Excerpted data »

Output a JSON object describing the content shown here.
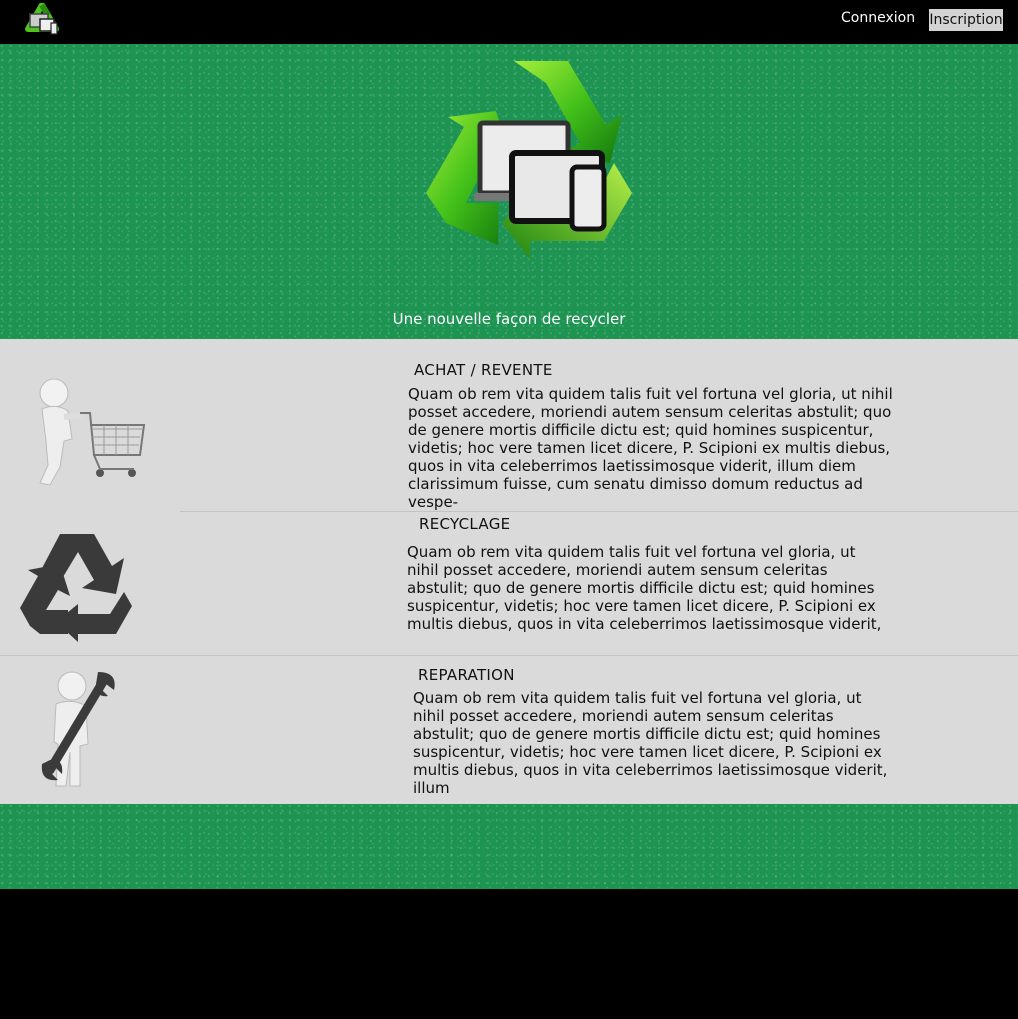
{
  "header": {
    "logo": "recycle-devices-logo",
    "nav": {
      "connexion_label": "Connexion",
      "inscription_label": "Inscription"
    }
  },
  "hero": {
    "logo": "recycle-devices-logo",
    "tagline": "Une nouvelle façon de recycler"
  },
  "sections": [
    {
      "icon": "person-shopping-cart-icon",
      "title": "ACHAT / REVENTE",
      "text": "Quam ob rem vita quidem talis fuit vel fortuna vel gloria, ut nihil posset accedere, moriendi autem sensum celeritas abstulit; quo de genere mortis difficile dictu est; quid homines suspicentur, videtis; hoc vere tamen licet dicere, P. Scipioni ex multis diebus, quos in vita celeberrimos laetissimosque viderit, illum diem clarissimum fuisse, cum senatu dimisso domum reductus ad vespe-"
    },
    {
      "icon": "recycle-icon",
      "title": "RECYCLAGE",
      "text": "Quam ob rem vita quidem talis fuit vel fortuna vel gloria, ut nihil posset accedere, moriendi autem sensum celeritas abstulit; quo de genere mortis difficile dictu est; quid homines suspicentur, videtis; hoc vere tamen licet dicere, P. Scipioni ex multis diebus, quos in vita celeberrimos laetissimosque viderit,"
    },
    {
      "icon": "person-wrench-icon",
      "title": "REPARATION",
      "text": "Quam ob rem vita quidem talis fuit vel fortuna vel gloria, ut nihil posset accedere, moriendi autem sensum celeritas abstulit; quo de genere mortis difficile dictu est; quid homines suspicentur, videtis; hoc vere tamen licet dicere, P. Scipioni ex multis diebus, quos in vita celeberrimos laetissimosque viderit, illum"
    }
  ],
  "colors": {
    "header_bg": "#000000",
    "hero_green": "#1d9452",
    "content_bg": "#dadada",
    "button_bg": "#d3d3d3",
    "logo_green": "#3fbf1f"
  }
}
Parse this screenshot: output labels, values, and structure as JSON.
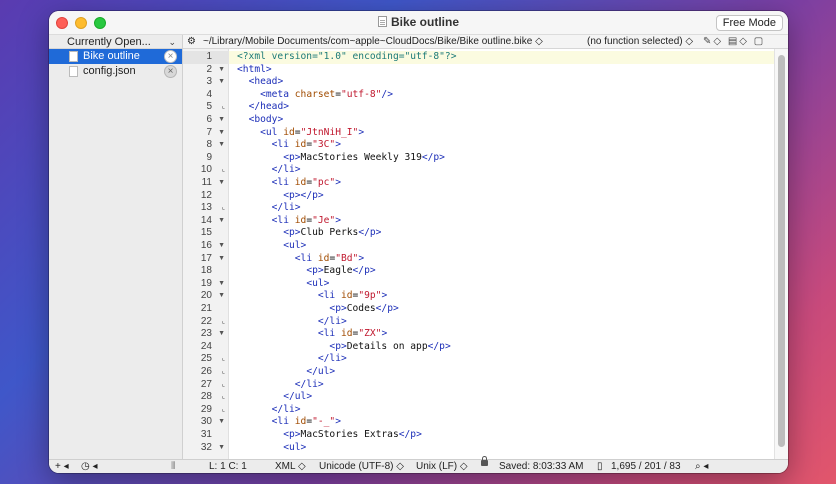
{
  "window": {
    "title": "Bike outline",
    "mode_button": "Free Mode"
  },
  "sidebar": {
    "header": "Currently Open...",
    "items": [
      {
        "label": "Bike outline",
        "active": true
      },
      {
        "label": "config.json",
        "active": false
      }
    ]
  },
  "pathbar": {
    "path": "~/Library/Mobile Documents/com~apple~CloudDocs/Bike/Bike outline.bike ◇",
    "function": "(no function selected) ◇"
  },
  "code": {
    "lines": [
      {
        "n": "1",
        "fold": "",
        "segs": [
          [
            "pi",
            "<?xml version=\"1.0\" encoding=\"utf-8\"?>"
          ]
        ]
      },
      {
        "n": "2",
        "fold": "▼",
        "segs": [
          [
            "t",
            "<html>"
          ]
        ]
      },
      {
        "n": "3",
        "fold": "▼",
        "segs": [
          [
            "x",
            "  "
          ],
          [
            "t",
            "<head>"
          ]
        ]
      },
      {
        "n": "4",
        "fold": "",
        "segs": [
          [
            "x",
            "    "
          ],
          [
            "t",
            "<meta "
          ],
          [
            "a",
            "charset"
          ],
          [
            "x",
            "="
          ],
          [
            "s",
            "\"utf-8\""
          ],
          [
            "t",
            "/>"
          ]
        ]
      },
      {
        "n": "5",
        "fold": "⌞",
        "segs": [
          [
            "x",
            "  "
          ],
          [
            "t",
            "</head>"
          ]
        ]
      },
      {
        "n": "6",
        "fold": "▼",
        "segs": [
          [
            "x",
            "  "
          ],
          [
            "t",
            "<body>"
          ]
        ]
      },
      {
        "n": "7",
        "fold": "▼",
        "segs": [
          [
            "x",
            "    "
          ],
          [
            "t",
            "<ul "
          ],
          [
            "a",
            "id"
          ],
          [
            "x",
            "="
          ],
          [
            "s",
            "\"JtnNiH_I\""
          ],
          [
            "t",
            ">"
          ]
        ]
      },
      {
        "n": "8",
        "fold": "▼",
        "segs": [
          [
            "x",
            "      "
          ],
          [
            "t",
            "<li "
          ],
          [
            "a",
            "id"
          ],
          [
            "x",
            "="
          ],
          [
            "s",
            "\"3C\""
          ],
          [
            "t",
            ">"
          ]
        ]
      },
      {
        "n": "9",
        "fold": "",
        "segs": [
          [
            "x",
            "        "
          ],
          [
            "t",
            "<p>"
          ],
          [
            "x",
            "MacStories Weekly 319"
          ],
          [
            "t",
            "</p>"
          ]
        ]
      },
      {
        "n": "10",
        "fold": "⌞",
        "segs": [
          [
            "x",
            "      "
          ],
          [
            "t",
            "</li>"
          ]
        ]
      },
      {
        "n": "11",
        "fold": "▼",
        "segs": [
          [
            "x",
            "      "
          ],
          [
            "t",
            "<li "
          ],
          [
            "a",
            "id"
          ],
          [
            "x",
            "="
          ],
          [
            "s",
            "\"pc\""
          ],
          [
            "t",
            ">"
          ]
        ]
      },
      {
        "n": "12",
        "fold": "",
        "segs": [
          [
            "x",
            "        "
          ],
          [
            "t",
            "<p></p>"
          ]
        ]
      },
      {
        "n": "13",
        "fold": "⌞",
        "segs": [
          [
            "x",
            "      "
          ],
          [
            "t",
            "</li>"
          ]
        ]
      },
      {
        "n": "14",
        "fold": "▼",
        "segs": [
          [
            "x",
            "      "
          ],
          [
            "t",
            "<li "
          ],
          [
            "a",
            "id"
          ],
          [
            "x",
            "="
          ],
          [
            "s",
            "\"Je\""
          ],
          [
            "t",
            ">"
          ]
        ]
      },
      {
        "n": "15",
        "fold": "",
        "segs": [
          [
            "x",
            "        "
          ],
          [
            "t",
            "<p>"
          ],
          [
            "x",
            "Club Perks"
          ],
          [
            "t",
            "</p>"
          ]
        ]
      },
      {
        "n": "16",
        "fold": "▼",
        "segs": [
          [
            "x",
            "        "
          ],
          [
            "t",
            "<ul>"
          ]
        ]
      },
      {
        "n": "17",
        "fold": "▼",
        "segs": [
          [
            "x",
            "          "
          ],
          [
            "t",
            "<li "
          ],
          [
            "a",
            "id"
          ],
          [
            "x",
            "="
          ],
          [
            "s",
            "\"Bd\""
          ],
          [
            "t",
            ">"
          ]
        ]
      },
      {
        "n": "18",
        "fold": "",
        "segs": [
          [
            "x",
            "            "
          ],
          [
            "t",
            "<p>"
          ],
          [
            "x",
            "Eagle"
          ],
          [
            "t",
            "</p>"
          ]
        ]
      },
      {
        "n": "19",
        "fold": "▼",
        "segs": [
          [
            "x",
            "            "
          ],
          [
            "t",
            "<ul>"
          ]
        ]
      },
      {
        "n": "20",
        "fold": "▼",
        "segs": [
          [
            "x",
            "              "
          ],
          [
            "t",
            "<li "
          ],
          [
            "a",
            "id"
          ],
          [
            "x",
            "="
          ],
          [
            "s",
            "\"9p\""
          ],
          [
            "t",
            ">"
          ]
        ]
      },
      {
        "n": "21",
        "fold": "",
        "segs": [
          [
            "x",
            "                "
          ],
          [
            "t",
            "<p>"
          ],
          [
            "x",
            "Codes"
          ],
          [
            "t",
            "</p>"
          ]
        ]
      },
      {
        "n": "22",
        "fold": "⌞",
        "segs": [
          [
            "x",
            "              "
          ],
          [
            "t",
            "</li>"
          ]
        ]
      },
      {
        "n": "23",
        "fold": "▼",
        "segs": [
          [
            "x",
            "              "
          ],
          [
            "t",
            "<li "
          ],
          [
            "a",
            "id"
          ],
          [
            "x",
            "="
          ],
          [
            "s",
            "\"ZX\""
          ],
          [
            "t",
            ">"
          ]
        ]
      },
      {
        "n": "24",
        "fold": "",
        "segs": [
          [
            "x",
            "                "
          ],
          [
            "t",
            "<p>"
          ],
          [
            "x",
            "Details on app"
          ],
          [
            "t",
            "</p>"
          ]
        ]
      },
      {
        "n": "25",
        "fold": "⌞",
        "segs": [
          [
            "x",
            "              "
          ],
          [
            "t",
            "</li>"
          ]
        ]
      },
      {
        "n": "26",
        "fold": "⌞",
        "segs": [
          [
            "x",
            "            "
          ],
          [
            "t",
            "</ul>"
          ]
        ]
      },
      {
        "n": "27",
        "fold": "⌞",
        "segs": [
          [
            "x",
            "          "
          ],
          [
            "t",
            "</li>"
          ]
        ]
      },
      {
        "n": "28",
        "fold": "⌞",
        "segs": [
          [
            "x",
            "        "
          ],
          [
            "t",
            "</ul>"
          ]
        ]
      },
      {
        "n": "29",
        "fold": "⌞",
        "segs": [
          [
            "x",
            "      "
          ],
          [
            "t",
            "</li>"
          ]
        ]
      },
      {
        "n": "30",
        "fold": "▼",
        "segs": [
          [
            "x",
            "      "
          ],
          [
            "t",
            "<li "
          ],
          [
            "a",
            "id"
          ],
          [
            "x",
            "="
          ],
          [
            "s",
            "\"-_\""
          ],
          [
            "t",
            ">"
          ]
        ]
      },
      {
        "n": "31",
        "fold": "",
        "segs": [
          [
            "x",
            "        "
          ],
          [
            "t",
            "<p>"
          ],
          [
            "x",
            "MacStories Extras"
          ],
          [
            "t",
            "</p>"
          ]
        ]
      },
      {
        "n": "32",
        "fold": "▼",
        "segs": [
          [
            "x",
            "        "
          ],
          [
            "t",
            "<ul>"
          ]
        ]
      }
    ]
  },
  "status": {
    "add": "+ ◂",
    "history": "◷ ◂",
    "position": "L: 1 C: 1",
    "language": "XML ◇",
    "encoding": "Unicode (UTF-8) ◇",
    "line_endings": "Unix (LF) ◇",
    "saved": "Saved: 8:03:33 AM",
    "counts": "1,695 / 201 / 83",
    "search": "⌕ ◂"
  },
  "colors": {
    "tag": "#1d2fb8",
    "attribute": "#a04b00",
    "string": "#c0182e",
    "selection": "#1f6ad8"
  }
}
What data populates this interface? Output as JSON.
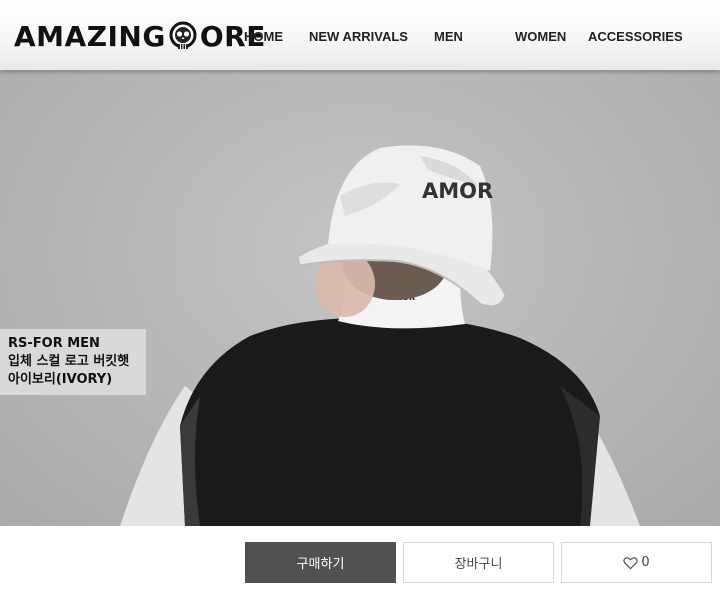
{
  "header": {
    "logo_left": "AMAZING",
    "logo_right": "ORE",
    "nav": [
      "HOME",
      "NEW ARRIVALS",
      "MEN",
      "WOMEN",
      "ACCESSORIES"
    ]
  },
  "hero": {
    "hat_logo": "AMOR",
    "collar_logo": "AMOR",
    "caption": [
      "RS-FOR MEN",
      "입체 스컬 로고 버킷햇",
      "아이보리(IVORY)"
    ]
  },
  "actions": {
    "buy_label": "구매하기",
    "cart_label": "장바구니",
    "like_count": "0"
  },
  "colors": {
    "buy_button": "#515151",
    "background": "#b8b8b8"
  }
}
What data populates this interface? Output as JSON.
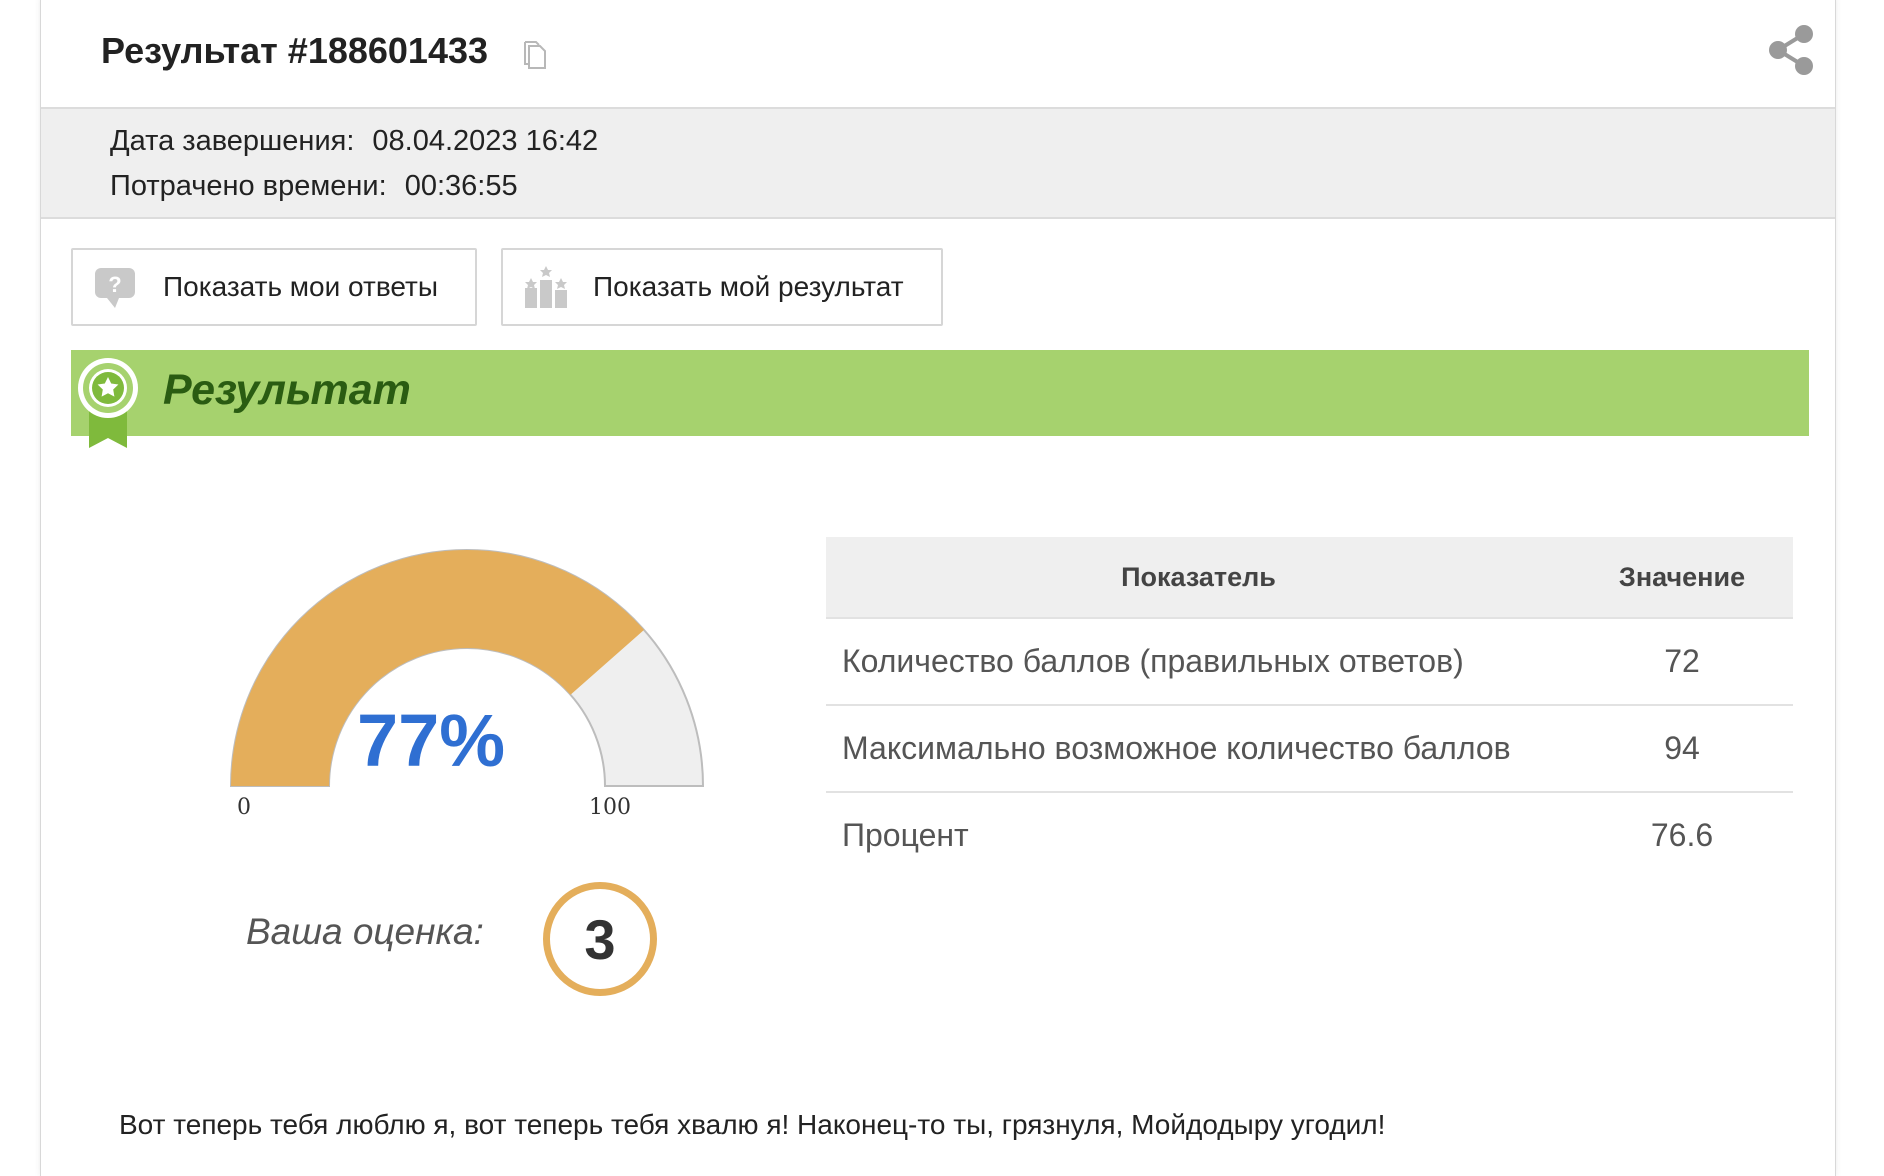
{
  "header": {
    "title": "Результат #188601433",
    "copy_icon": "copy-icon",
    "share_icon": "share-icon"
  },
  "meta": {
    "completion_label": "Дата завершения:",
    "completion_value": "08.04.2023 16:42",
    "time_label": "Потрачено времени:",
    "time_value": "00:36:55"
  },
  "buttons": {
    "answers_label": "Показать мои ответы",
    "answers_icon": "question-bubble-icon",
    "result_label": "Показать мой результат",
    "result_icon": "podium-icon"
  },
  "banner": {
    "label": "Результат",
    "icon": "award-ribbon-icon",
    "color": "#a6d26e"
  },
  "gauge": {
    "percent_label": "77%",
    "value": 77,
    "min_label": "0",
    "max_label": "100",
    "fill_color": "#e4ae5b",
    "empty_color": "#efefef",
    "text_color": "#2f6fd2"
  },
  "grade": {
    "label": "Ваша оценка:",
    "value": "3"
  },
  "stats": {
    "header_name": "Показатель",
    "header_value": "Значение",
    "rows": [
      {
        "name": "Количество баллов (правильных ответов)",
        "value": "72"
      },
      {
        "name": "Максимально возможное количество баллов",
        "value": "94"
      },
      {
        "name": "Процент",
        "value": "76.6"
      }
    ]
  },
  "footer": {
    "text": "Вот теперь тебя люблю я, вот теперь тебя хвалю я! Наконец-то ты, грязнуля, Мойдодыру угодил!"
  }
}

Task requirements »
Copy each line in the data that holds the word "encoding".

Output of the task »
            "<?xml version=\"1.0\" encoding=\"utf-8\"?>"
    "encoding": "Unicode (UTF-8) ◇",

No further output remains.